→ **What you should do**:
Copy the records verbatim, from the first line up to and including the line with "x-tick: 150 [670,346,681,352]".

→ **Records for the task**:
::::::::::

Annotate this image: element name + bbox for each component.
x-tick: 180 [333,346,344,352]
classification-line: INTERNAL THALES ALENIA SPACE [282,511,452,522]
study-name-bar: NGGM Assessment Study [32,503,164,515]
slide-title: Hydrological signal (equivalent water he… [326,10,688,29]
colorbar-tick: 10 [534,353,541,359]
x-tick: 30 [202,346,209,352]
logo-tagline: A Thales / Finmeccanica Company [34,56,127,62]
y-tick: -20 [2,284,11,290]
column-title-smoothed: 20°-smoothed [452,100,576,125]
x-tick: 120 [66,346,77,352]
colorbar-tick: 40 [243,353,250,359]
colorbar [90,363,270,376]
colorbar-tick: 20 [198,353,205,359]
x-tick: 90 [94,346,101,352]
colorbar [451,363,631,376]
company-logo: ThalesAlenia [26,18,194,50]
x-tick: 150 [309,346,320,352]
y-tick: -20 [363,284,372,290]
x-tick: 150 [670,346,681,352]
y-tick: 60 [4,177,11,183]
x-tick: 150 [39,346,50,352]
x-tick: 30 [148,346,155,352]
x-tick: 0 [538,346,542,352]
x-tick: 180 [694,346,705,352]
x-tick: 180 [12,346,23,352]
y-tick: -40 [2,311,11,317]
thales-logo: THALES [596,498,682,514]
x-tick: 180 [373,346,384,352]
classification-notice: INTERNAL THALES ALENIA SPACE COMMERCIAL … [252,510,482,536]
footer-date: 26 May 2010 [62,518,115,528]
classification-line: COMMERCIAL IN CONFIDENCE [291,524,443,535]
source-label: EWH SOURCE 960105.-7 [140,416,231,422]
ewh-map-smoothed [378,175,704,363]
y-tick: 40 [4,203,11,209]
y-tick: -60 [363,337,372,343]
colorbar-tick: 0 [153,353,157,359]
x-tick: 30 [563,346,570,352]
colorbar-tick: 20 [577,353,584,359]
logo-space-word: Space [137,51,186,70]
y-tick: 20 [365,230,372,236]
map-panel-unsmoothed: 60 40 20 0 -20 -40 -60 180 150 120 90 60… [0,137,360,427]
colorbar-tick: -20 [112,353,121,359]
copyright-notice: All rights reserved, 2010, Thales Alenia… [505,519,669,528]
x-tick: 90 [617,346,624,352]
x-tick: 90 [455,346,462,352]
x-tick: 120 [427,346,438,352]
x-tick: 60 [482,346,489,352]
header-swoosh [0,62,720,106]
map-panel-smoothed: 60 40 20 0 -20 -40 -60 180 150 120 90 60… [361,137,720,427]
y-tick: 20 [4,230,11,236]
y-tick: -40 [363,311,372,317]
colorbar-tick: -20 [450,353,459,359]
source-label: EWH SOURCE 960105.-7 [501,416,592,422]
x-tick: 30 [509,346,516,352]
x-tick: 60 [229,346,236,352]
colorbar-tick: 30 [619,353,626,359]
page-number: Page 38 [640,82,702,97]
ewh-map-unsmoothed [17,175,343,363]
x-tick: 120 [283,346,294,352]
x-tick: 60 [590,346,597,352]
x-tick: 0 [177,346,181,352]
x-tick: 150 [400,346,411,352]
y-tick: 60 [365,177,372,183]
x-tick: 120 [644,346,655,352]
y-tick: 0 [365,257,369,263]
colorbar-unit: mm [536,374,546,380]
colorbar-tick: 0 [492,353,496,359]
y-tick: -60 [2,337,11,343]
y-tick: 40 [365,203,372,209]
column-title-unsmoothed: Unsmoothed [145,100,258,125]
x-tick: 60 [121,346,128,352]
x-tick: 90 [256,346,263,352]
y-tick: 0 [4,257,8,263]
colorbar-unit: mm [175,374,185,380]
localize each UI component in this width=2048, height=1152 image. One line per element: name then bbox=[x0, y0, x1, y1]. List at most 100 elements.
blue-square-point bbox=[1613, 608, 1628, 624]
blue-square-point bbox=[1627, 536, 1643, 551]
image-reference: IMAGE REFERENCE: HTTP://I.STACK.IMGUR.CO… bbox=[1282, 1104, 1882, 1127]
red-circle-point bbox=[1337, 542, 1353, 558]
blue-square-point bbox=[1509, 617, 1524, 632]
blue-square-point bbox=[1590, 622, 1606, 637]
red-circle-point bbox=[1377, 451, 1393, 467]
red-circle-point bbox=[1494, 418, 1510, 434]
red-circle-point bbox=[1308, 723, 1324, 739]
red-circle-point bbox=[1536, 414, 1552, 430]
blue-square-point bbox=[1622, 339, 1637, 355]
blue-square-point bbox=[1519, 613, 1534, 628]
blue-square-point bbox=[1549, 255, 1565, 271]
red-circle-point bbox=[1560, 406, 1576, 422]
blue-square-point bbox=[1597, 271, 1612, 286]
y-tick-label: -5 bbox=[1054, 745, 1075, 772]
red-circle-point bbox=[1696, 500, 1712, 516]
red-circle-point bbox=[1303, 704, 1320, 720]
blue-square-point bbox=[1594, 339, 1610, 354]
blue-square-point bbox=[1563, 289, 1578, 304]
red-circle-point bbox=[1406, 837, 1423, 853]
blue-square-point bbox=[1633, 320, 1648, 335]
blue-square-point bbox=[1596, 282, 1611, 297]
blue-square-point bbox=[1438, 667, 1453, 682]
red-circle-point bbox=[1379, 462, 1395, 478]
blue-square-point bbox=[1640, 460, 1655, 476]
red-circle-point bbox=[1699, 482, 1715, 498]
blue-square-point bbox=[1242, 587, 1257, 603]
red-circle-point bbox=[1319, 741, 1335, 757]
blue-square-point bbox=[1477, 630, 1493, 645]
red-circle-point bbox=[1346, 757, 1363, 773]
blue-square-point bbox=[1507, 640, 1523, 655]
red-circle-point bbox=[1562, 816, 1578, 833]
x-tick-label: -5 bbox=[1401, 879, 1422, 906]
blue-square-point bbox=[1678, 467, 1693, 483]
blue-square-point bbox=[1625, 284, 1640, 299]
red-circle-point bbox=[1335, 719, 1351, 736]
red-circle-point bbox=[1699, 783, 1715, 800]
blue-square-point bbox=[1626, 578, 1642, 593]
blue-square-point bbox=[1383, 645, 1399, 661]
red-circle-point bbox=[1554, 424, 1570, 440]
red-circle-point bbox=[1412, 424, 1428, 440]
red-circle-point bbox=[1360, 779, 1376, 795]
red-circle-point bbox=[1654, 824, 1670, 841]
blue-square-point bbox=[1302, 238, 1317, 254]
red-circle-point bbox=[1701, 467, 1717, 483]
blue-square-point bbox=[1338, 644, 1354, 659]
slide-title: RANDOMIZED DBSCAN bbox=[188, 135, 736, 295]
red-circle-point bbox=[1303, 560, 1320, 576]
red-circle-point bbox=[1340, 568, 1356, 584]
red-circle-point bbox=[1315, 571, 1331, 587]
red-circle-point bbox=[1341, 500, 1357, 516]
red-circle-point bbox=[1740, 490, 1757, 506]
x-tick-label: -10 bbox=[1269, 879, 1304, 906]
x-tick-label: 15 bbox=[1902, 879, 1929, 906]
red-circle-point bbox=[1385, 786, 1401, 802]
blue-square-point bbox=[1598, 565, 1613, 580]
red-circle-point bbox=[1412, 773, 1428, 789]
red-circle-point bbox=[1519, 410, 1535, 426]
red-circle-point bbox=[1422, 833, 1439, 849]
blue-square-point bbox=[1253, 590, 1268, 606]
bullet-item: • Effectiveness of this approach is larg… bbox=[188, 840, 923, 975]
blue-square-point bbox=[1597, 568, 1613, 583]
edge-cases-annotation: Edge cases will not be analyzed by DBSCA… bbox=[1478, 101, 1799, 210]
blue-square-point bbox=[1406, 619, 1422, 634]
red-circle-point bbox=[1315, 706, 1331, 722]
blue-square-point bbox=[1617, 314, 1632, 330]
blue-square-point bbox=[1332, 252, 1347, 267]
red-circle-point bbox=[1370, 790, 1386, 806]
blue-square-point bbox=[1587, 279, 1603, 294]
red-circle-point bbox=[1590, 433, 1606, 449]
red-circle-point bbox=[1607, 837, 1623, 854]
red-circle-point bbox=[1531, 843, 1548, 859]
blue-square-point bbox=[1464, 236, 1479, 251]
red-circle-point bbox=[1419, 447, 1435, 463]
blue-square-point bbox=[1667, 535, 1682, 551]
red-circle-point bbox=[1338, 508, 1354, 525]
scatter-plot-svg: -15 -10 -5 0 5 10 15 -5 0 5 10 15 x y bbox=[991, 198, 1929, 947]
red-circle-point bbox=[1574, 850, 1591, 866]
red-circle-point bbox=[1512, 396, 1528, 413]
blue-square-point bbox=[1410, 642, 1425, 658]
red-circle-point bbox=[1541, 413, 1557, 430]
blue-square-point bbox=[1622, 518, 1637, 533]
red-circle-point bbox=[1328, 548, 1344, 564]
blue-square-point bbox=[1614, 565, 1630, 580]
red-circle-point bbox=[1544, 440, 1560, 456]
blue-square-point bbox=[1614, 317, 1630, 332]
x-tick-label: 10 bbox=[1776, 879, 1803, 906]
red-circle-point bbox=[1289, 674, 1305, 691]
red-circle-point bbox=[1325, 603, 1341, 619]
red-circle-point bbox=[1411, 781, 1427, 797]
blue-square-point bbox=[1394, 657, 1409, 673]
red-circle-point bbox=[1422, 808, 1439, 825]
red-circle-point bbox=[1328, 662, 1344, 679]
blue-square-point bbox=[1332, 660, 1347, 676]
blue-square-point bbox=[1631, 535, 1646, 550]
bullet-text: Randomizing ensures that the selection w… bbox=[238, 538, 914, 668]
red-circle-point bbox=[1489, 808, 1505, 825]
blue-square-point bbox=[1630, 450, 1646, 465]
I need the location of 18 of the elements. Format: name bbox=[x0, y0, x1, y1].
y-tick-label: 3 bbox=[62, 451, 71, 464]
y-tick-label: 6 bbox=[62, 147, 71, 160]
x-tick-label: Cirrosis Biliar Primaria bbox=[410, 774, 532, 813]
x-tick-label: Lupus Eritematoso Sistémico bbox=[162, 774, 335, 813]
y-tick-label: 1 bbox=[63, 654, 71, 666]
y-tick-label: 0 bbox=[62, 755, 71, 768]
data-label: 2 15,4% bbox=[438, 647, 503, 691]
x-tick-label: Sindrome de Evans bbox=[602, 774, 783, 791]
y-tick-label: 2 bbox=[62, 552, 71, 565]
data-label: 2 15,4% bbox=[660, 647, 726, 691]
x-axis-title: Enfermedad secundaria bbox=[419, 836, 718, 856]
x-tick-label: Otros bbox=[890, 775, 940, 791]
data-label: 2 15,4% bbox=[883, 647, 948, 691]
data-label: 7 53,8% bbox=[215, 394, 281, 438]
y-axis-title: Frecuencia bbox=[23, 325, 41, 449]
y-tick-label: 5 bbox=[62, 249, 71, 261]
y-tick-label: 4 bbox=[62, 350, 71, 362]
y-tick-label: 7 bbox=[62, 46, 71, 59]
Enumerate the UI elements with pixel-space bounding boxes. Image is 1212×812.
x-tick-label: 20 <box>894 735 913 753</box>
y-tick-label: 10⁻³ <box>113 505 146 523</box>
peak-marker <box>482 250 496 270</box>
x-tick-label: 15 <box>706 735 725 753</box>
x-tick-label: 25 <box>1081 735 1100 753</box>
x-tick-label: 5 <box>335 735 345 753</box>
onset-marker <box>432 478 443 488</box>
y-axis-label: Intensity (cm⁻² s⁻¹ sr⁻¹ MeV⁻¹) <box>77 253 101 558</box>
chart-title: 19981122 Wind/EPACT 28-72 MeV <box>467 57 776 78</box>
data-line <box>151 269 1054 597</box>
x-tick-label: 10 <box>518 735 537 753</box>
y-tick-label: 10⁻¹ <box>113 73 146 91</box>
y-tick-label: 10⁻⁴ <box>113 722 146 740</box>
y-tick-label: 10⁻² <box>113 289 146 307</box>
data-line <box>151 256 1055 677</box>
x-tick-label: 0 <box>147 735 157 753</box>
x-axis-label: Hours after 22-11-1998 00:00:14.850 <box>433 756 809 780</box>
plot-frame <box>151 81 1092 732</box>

::::::::::

→ **Answer to this task**:
Annotate this image: element name + bbox for each component.
x-tick: 180 [333,346,344,352]
classification-line: INTERNAL THALES ALENIA SPACE [282,511,452,522]
study-name-bar: NGGM Assessment Study [32,503,164,515]
slide-title: Hydrological signal (equivalent water he… [326,10,688,29]
colorbar-tick: 10 [534,353,541,359]
x-tick: 30 [202,346,209,352]
logo-tagline: A Thales / Finmeccanica Company [34,56,127,62]
y-tick: -20 [2,284,11,290]
column-title-smoothed: 20°-smoothed [452,100,576,125]
x-tick: 120 [66,346,77,352]
colorbar-tick: 40 [243,353,250,359]
colorbar [90,363,270,376]
colorbar-tick: 20 [198,353,205,359]
x-tick: 90 [94,346,101,352]
colorbar [451,363,631,376]
company-logo: ThalesAlenia [26,18,194,50]
x-tick: 150 [309,346,320,352]
y-tick: -20 [363,284,372,290]
x-tick: 150 [670,346,681,352]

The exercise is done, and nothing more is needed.